▶ **PROBLEM STATEMENT**
Write out the listing below in full and exactly, leaving out every picture.

▶ **MATERIAL FOR THIS TASK**
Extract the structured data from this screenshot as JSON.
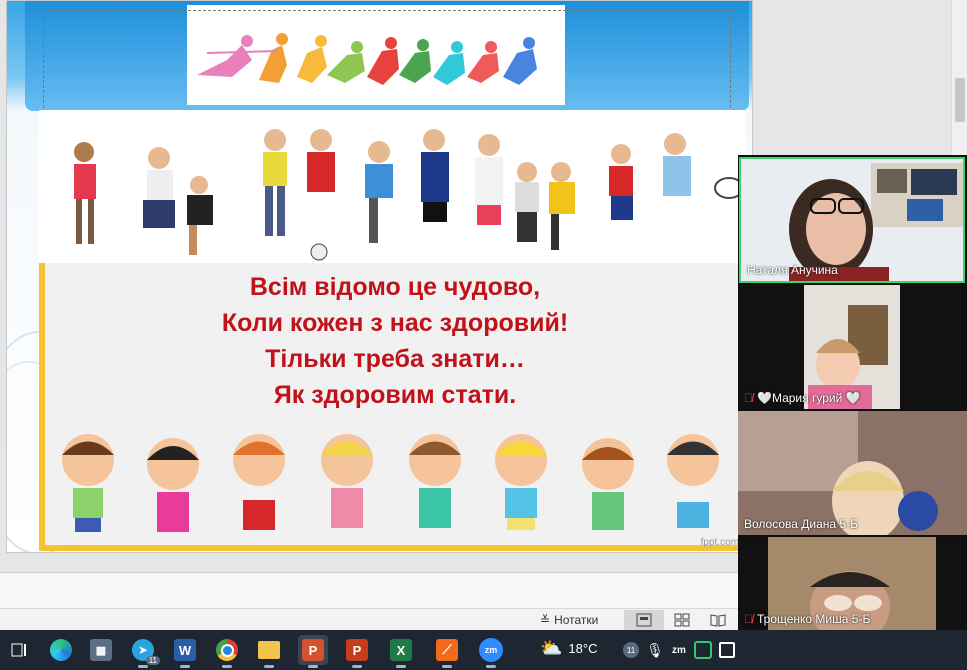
{
  "slide": {
    "lines": [
      "Всім відомо це чудово,",
      "Коли кожен з нас здоровий!",
      "Тільки треба знати…",
      "Як здоровим стати."
    ],
    "watermark": "fppt.com"
  },
  "status_bar": {
    "notes_label": "Нотатки"
  },
  "participants": [
    {
      "name": "Наталя Анучина",
      "muted": false
    },
    {
      "name": "🤍Мария гурий 🤍",
      "muted": true
    },
    {
      "name": "Волосова Диана 5-Б",
      "muted": false
    },
    {
      "name": "Трощенко Миша 5-Б",
      "muted": true
    }
  ],
  "taskbar": {
    "weather_temp": "18°C",
    "telegram_badge": "11",
    "tray_badge": "11"
  },
  "colors": {
    "accent_text": "#c0121a",
    "frame_yellow": "#f3c430",
    "active_speaker": "#3ad56a",
    "taskbar": "#1d2631"
  }
}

▶ **IN RESPONSE**
Extract the structured data from this screenshot as JSON.
{
  "slide": {
    "lines": [
      "Всім відомо це чудово,",
      "Коли кожен з нас здоровий!",
      "Тільки треба знати…",
      "Як здоровим стати."
    ],
    "watermark": "fppt.com"
  },
  "status_bar": {
    "notes_label": "Нотатки"
  },
  "participants": [
    {
      "name": "Наталя Анучина",
      "muted": false
    },
    {
      "name": "🤍Мария гурий 🤍",
      "muted": true
    },
    {
      "name": "Волосова Диана 5-Б",
      "muted": false
    },
    {
      "name": "Трощенко Миша 5-Б",
      "muted": true
    }
  ],
  "taskbar": {
    "weather_temp": "18°C",
    "telegram_badge": "11",
    "tray_badge": "11"
  },
  "colors": {
    "accent_text": "#c0121a",
    "frame_yellow": "#f3c430",
    "active_speaker": "#3ad56a",
    "taskbar": "#1d2631"
  }
}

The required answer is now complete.